## Records for the task
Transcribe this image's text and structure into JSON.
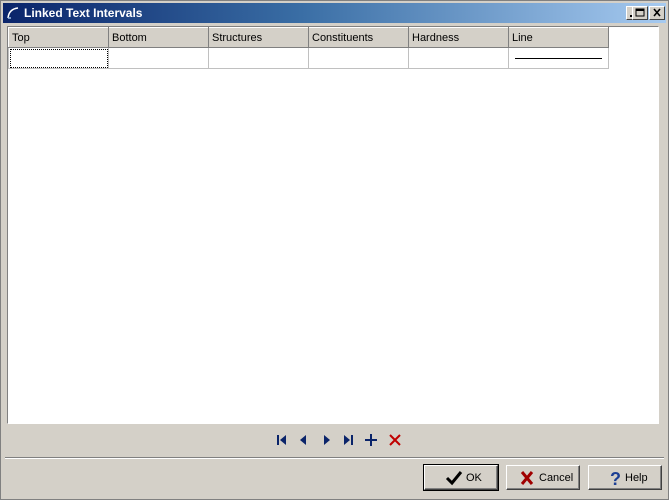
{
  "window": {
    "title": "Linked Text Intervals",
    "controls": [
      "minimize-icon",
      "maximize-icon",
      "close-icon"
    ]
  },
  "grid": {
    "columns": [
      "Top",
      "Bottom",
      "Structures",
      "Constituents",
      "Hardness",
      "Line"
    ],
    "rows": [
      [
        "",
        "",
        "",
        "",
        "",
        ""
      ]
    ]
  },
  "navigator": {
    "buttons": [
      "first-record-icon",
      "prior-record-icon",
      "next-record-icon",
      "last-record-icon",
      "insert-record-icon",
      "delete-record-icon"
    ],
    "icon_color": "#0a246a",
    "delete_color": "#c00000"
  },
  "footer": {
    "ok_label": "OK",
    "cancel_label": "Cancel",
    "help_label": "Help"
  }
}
---
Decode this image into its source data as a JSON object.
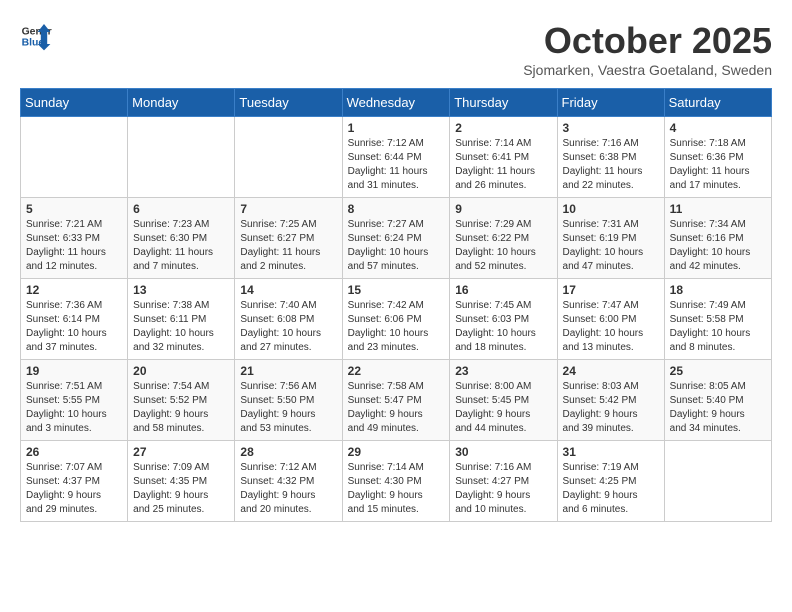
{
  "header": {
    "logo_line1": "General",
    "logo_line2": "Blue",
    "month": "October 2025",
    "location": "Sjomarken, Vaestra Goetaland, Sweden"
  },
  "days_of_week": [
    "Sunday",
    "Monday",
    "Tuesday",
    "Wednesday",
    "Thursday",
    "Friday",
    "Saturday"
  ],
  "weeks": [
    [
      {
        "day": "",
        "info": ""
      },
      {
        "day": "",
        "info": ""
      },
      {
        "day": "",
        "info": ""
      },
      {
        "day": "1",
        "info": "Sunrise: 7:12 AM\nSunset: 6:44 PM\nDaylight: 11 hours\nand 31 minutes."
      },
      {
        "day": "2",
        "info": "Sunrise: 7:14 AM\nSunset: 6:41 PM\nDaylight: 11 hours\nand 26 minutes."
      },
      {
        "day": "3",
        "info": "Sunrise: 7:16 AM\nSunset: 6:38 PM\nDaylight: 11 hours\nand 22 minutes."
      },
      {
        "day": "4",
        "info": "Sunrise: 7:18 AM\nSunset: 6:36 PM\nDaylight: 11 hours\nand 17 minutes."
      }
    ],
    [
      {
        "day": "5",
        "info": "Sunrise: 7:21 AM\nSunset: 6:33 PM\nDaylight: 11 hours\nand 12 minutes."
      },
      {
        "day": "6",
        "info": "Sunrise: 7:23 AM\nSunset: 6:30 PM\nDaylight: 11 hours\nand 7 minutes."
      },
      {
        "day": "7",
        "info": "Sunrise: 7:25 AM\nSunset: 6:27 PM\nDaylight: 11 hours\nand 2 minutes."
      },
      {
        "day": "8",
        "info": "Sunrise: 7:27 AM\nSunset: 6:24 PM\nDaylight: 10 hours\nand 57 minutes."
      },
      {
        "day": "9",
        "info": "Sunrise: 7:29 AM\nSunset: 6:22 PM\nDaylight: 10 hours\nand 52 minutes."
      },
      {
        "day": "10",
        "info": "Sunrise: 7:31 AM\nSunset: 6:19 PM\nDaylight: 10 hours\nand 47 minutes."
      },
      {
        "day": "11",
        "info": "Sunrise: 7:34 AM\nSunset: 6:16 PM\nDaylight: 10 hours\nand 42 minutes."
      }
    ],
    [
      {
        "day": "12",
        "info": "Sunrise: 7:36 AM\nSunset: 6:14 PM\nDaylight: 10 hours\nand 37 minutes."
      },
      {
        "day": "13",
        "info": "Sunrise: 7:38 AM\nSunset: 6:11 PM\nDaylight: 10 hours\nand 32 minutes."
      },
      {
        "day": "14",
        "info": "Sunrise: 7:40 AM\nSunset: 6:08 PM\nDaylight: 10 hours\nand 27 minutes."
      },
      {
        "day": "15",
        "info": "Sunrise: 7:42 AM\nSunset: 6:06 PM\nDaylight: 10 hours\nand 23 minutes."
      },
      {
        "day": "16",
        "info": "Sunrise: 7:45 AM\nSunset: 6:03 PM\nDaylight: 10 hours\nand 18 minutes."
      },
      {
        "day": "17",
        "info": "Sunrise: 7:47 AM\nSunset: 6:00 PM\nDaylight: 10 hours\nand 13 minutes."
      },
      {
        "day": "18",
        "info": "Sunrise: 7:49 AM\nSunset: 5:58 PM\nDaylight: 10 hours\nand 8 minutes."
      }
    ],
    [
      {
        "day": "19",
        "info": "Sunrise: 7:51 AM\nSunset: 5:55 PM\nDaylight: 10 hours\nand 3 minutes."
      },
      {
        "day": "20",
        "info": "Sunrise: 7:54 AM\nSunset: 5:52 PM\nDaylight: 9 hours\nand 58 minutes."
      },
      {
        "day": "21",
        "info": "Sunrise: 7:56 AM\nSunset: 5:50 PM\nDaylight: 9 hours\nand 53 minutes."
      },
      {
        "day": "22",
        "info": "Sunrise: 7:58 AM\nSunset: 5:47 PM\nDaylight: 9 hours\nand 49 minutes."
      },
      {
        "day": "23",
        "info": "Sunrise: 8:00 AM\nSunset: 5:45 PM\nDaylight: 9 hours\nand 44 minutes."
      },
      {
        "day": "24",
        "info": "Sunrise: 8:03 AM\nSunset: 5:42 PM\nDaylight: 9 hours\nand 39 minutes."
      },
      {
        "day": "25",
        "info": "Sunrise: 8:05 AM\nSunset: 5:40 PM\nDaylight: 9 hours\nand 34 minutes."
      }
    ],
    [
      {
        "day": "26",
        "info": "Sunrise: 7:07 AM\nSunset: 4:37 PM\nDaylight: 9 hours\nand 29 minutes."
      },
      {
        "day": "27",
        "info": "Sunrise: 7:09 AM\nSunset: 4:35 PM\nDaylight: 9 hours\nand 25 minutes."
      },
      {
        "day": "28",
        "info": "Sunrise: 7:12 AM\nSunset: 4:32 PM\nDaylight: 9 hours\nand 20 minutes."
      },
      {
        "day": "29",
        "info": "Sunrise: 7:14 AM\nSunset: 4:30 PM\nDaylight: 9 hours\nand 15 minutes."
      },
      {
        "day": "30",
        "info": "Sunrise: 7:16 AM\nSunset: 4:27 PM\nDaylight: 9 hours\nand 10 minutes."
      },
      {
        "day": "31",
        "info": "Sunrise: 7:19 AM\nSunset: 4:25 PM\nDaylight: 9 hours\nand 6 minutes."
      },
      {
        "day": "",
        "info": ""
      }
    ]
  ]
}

## Prompt
Go through the records above, find every line with the word "into", and list those lines.

## In response
Transcribe this image's text and structure into JSON.
Decode this image into its source data as a JSON object.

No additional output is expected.